**Exercise task:**
Report how many lines include the word "检验标准", and nothing besides that number.

**********

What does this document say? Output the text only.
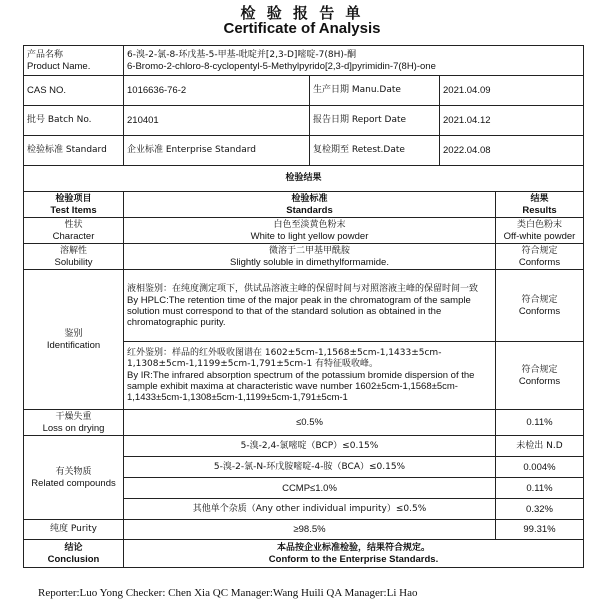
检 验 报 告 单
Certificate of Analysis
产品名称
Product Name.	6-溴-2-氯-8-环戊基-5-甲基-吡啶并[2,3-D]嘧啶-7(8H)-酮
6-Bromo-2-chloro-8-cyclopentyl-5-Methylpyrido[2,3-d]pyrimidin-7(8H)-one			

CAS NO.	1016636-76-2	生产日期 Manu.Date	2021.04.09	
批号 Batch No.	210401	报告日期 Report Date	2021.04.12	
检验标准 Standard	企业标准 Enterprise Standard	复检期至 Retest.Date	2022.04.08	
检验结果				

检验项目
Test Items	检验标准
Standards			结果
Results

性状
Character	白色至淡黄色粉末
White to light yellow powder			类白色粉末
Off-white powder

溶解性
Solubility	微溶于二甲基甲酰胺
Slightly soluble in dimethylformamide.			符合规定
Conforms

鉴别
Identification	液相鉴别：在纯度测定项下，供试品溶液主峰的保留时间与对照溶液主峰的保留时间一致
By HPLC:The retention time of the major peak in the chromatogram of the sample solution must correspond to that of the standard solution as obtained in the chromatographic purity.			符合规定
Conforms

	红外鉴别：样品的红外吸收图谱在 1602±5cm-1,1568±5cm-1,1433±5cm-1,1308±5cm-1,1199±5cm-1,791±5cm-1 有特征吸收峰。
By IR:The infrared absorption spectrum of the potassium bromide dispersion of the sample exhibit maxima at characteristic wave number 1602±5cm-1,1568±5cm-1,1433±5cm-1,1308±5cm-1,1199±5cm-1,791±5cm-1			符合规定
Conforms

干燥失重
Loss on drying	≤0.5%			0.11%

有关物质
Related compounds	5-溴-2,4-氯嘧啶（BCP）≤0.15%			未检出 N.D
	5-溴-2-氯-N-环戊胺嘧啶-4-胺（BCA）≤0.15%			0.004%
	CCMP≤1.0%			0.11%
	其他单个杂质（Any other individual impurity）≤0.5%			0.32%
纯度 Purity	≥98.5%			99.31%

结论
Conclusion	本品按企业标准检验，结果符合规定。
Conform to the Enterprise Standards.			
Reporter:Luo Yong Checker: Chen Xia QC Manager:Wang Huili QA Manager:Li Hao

**********

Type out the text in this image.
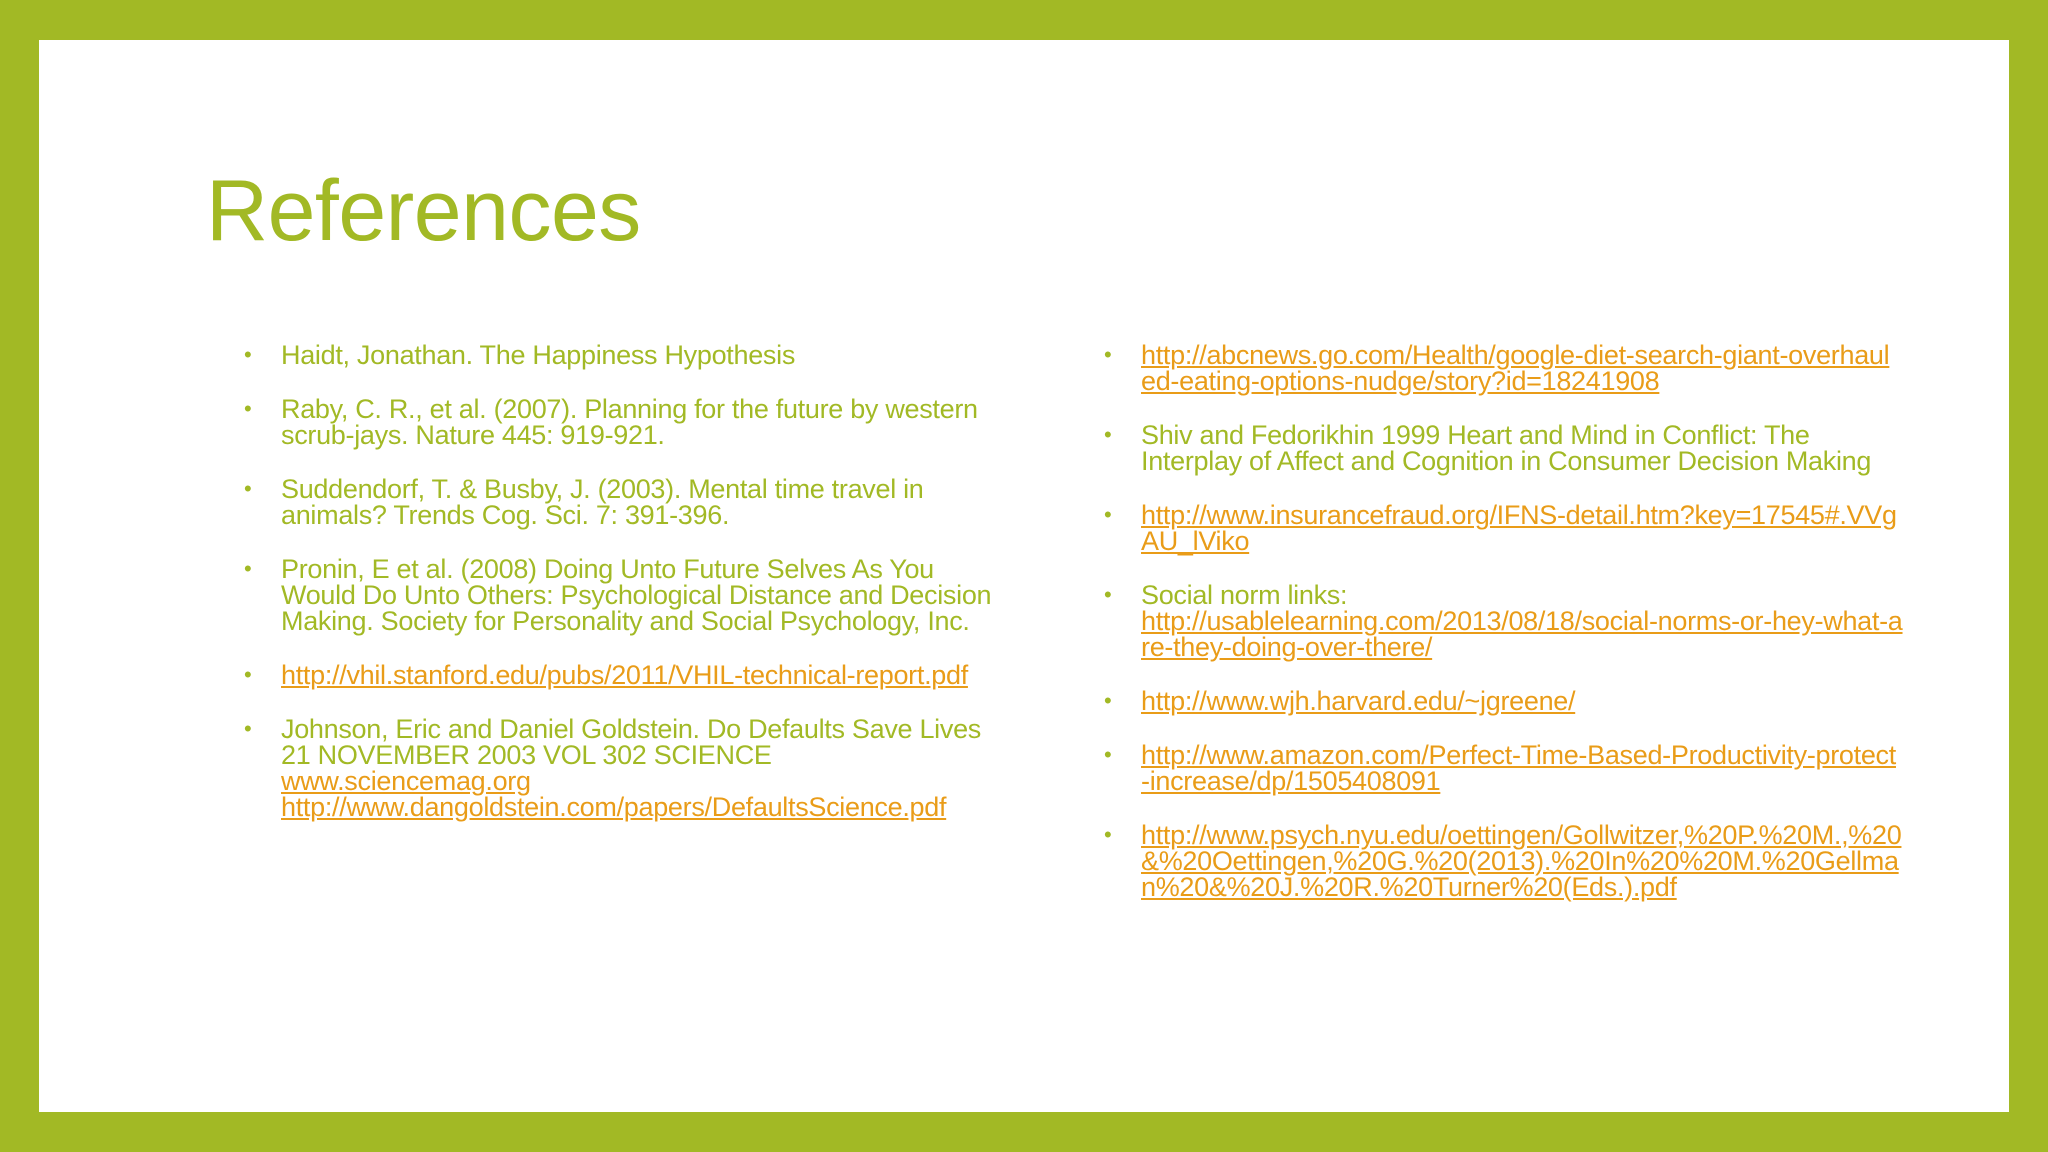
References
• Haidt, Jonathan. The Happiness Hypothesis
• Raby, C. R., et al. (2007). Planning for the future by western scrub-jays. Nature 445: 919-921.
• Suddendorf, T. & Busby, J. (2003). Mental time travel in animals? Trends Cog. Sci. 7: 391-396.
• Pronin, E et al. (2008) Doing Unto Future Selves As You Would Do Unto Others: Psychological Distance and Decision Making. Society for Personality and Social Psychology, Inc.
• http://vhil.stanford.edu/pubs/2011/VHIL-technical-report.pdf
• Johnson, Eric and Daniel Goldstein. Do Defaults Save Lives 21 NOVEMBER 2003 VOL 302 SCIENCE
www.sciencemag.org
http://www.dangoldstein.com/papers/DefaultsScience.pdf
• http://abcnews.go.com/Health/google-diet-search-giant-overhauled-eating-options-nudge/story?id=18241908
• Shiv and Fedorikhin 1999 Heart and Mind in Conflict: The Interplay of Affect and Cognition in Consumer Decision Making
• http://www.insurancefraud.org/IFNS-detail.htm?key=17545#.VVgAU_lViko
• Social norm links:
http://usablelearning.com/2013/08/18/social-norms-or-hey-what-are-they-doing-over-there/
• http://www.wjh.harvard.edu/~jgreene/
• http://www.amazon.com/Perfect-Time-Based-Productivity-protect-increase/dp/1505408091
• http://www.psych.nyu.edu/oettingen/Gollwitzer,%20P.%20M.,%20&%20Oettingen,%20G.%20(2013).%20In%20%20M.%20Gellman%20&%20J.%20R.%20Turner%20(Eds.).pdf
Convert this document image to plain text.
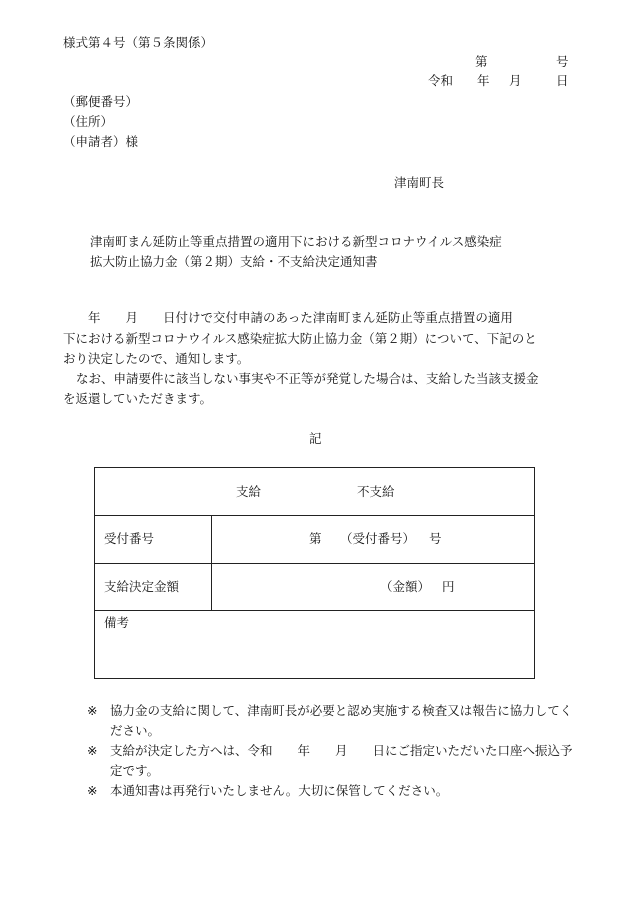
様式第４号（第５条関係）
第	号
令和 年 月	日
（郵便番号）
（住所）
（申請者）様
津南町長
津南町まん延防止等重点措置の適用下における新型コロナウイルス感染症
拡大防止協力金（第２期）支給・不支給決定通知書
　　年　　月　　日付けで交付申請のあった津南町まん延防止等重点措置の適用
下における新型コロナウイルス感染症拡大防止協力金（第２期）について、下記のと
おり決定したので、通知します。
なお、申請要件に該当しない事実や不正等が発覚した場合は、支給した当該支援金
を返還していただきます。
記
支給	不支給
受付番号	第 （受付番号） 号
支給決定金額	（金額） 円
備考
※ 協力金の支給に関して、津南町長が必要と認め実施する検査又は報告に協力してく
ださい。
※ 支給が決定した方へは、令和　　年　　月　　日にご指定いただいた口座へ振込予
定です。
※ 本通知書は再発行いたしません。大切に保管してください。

**********

**Worked solution:**
2